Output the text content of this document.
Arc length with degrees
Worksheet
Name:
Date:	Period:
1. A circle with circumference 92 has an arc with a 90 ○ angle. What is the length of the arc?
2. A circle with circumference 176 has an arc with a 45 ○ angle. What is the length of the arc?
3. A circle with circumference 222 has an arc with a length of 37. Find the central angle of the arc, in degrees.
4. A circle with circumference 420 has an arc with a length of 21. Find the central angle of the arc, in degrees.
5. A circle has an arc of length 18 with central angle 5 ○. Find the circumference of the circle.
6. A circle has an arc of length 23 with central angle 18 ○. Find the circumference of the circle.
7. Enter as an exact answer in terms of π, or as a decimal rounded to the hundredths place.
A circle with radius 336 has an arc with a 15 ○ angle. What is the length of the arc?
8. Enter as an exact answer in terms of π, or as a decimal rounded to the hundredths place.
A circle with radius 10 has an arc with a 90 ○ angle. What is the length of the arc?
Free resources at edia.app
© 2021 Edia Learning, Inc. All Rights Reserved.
-------------------------
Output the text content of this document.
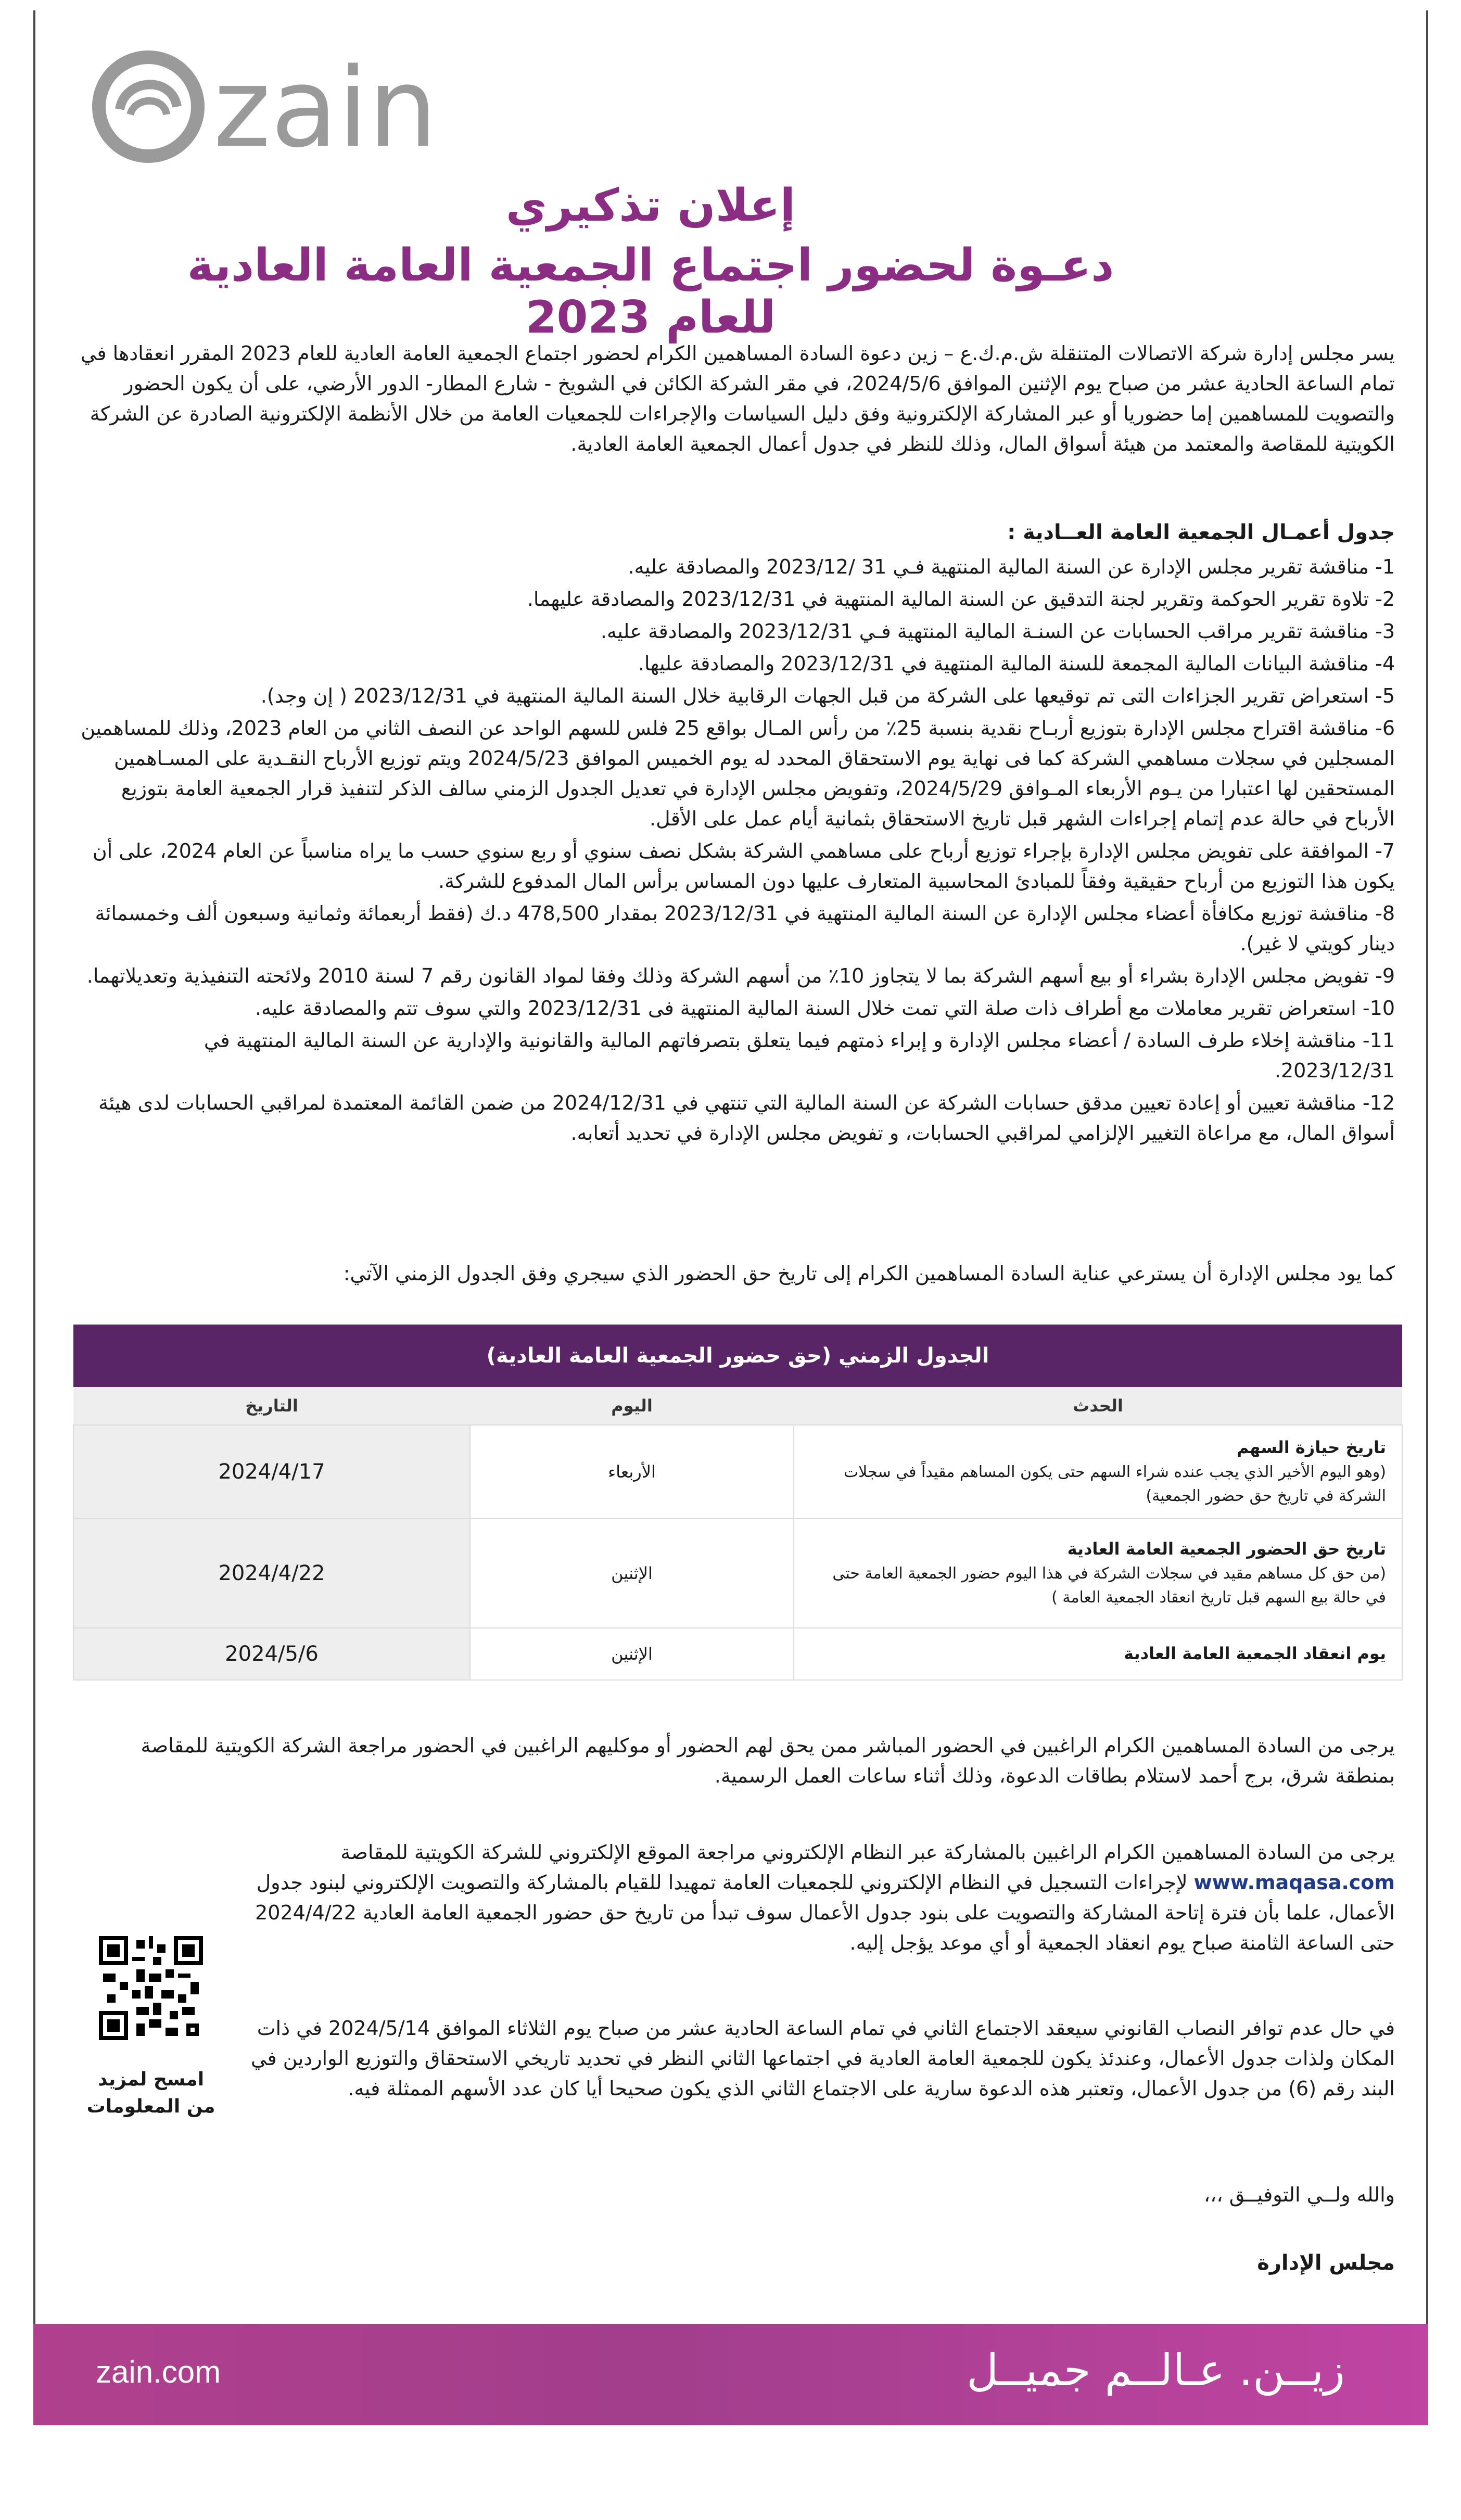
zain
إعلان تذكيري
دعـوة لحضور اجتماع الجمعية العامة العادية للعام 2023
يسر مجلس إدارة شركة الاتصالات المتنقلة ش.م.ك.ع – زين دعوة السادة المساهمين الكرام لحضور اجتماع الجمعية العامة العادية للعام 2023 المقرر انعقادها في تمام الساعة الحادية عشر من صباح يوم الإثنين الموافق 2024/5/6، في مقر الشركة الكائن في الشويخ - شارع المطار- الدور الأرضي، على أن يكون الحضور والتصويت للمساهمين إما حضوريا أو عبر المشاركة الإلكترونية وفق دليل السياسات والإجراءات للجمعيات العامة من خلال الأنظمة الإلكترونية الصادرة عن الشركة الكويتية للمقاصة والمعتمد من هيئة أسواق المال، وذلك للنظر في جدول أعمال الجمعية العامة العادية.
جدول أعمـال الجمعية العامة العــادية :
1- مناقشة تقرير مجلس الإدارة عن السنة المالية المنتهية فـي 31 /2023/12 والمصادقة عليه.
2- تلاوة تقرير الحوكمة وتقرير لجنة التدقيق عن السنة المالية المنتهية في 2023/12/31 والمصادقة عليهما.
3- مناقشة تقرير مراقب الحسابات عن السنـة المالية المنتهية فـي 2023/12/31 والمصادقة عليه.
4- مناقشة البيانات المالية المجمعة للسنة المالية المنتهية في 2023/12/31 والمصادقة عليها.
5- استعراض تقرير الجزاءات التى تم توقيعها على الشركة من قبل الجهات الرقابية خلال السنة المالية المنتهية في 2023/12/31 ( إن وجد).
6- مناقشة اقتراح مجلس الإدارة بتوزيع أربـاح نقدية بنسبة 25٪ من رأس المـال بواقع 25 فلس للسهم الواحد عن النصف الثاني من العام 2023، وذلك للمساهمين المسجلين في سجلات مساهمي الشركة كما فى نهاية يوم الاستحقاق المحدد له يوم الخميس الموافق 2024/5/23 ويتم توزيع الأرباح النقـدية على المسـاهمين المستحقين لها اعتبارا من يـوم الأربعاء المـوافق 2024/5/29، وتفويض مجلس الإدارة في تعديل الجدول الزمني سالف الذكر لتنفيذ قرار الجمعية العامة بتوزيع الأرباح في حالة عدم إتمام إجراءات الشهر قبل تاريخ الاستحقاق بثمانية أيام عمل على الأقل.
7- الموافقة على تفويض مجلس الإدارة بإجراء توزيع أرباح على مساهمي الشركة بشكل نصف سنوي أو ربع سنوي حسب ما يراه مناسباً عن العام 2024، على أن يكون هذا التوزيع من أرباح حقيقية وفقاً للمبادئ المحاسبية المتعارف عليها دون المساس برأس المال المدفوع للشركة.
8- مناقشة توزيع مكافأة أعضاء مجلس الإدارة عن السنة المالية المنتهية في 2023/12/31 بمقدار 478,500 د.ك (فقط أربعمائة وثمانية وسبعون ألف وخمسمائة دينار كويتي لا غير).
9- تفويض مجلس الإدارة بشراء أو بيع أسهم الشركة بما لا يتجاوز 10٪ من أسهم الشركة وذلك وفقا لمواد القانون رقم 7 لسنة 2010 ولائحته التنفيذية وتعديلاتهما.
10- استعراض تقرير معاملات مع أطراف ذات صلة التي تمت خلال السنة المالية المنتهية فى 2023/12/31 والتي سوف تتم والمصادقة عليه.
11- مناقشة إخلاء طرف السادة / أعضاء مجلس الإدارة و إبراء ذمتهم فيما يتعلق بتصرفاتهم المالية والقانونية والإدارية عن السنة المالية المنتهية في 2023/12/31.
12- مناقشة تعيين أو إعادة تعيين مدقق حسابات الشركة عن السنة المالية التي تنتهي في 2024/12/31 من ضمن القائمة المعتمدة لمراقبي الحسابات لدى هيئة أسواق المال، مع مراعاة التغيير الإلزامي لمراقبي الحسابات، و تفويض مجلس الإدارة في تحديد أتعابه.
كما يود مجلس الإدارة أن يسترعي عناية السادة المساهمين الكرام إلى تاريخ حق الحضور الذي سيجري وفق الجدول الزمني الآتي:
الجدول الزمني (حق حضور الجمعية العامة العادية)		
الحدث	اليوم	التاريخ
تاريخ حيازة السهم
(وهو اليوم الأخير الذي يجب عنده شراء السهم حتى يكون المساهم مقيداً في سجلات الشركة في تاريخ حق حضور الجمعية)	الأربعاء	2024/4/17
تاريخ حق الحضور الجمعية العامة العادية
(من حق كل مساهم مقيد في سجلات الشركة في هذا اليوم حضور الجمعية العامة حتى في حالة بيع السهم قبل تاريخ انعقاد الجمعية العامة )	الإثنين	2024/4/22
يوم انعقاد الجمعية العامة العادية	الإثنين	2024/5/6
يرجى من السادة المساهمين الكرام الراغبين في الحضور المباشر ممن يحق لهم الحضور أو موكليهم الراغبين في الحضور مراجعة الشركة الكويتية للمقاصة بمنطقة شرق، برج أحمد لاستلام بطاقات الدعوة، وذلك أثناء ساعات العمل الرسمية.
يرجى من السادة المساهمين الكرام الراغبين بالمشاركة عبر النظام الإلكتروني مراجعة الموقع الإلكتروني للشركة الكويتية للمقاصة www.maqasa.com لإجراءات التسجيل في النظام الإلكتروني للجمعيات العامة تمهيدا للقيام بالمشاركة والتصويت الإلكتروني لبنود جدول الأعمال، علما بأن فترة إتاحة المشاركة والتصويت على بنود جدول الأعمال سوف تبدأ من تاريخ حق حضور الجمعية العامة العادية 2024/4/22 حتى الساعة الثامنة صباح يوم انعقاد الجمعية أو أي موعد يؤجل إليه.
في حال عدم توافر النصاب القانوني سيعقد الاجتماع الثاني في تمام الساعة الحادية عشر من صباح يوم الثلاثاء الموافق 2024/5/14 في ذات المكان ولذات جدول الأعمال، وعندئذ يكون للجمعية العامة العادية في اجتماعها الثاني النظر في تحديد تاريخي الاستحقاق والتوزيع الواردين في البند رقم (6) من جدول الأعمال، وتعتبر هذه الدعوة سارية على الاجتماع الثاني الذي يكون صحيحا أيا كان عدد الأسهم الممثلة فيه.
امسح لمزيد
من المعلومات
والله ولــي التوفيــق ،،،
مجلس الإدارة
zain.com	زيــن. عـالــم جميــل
-------------------------
**Stated problem**
Looking at the entries above, how many lines contain the word "تحديد"? Answer with the number alone.

**Reply to the exercise**
2